Convert the lines, starting at the first one and ending at the one containing "Point [157, 112, 180, 127]", into a Markdown table with columns Row and Line, leaving out any blank lines.

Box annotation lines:
-------

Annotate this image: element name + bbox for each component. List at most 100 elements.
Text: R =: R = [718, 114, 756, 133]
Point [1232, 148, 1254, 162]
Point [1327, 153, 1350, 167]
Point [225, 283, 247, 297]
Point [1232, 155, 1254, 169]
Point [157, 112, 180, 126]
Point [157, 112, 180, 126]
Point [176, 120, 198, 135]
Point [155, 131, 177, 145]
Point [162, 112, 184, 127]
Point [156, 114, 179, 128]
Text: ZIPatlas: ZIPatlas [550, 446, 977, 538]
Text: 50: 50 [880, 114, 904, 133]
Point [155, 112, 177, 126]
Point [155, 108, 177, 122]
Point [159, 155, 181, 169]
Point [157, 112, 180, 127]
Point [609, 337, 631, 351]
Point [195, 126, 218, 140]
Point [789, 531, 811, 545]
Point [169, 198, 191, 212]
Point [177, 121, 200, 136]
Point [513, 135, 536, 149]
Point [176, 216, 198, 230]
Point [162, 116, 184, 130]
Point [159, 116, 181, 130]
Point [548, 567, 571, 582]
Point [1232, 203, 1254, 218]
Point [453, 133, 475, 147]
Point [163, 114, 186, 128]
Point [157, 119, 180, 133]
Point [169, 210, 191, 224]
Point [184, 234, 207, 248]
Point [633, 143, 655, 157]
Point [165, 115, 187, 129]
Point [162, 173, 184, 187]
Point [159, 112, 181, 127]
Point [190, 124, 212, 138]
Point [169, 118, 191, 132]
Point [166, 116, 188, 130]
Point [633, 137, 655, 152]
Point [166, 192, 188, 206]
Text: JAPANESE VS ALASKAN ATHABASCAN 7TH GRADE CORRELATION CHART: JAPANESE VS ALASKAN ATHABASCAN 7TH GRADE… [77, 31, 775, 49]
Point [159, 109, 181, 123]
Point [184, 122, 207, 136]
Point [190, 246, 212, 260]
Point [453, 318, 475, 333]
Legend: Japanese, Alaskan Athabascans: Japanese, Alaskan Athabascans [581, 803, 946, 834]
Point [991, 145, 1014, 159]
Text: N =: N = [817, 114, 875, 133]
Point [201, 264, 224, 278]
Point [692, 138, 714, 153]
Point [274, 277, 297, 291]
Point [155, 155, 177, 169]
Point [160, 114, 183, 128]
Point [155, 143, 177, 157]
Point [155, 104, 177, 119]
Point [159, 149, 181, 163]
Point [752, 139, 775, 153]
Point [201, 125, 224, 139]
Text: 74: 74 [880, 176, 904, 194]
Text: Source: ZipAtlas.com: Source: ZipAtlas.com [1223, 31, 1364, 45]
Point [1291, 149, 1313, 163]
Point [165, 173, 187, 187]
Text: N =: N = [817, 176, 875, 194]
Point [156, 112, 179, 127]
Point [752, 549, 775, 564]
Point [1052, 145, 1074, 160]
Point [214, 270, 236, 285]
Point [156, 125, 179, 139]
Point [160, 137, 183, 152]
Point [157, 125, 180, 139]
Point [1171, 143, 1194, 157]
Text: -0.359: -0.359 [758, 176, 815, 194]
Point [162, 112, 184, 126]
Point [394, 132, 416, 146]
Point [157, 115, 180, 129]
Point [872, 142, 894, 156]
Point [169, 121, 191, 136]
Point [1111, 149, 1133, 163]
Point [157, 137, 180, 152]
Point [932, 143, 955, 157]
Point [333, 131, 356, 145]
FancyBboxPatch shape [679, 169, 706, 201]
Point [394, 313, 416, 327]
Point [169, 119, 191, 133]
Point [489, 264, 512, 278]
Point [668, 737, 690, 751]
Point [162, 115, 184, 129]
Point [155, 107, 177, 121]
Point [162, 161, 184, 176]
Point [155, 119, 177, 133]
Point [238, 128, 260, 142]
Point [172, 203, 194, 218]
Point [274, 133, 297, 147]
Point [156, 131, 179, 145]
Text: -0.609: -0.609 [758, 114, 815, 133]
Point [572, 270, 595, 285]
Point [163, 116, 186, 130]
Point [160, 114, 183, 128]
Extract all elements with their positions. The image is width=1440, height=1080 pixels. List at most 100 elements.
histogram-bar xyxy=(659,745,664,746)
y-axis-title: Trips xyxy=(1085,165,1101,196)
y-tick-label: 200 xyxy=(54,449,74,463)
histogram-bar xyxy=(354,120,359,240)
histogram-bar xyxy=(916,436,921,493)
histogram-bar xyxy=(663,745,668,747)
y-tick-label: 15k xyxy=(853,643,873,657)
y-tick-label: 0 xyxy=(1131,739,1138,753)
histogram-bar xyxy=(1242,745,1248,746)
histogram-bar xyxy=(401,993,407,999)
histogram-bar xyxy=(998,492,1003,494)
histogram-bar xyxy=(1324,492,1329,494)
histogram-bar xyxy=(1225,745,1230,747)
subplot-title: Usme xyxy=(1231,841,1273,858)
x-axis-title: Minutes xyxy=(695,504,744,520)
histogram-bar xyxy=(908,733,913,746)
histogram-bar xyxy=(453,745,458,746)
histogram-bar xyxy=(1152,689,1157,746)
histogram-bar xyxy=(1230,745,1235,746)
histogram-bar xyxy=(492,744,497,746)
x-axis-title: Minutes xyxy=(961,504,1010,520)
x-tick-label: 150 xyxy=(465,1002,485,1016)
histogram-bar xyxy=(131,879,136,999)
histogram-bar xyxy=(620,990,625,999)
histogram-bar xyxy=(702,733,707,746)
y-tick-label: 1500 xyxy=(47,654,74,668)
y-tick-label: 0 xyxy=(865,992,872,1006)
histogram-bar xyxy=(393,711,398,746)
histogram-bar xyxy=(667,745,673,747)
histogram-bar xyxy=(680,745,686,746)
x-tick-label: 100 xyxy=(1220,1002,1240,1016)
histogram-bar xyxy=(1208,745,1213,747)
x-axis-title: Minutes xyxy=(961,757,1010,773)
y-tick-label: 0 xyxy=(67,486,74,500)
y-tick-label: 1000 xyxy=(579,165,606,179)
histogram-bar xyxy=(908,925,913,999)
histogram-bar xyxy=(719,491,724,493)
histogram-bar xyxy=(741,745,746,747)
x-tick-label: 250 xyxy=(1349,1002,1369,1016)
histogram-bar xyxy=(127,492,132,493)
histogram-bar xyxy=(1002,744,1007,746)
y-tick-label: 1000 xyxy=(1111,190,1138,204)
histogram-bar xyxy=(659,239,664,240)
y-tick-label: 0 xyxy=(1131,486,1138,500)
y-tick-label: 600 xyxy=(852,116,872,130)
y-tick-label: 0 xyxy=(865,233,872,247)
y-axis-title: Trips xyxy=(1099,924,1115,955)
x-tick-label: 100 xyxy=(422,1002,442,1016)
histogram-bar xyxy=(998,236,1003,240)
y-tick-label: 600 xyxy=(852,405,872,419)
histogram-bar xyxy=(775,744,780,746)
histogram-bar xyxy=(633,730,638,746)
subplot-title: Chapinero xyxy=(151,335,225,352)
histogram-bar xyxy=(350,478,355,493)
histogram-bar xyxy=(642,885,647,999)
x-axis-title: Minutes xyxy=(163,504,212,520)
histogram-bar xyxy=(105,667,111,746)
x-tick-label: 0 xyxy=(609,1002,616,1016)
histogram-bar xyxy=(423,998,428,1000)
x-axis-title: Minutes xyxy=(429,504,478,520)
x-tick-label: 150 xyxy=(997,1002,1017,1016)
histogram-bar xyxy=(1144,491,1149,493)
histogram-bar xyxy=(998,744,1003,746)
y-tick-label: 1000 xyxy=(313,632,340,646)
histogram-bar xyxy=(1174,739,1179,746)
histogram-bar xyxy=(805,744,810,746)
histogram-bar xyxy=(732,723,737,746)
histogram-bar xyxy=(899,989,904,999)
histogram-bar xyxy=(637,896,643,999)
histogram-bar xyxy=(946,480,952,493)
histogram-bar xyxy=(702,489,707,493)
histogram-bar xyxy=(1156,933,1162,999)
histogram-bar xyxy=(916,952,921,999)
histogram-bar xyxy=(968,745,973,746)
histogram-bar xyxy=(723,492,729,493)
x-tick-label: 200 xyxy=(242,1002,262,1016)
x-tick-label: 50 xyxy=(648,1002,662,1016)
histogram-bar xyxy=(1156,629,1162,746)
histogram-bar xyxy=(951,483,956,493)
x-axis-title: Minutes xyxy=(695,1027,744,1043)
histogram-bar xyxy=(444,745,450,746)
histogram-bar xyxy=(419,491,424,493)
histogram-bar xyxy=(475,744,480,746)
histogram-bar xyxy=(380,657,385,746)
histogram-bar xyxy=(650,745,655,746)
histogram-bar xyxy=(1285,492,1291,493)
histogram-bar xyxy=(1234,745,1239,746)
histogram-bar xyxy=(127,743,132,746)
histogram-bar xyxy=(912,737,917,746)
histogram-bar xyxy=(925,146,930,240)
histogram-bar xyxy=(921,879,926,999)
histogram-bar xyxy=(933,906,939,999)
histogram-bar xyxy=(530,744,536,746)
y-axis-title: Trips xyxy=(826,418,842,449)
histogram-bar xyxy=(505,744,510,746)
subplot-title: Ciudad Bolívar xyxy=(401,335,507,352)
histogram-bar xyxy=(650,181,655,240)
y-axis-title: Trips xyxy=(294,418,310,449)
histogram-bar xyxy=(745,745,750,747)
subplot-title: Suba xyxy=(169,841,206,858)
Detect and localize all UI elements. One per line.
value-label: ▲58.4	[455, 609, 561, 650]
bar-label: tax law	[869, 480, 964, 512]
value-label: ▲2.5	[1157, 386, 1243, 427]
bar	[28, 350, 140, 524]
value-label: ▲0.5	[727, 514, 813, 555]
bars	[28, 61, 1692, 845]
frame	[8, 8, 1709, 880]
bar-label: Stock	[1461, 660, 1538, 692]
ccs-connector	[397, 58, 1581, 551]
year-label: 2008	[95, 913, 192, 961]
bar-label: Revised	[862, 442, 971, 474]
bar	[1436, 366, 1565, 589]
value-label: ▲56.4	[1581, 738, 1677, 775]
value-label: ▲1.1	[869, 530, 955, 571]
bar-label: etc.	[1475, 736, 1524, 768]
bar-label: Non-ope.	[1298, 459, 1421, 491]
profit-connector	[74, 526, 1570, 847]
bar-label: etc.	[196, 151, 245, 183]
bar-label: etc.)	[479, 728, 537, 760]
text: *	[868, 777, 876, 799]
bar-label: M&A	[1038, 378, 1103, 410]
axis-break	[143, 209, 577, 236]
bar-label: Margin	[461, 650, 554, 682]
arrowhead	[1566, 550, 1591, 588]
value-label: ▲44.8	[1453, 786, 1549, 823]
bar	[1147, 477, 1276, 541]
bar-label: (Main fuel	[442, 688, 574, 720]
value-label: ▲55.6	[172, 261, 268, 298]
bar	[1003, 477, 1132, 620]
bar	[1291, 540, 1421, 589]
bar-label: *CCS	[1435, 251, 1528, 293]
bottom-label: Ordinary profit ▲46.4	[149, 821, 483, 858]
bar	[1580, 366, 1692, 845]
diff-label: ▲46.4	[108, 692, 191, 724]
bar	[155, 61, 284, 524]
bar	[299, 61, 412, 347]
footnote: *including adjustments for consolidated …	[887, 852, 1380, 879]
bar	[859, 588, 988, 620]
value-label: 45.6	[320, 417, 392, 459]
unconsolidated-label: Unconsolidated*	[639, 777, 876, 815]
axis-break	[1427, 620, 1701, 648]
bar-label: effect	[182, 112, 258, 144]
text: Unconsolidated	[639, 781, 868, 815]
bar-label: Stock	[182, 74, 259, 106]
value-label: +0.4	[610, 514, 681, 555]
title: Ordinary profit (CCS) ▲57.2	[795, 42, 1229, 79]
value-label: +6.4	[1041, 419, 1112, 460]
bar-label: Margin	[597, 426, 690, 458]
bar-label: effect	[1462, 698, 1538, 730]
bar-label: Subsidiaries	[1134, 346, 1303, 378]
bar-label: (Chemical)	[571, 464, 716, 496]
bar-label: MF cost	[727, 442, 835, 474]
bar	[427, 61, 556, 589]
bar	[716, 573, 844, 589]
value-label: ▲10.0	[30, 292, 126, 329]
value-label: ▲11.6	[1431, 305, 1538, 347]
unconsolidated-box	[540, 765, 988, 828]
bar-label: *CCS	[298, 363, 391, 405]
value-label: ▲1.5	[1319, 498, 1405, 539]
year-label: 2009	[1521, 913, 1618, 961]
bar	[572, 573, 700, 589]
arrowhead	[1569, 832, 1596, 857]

-------

**PROBLEM SOLUTION**
| Row | Line |
|---|---|
| 1 | Annotate this image: element name + bbox for each component. List at most 100 elements. |
| 2 | Text: R =: R = [718, 114, 756, 133] |
| 3 | Point [1232, 148, 1254, 162] |
| 4 | Point [1327, 153, 1350, 167] |
| 5 | Point [225, 283, 247, 297] |
| 6 | Point [1232, 155, 1254, 169] |
| 7 | Point [157, 112, 180, 126] |
| 8 | Point [157, 112, 180, 126] |
| 9 | Point [176, 120, 198, 135] |
| 10 | Point [155, 131, 177, 145] |
| 11 | Point [162, 112, 184, 127] |
| 12 | Point [156, 114, 179, 128] |
| 13 | Text: ZIPatlas: ZIPatlas [550, 446, 977, 538] |
| 14 | Text: 50: 50 [880, 114, 904, 133] |
| 15 | Point [155, 112, 177, 126] |
| 16 | Point [155, 108, 177, 122] |
| 17 | Point [159, 155, 181, 169] |
| 18 | Point [157, 112, 180, 127] |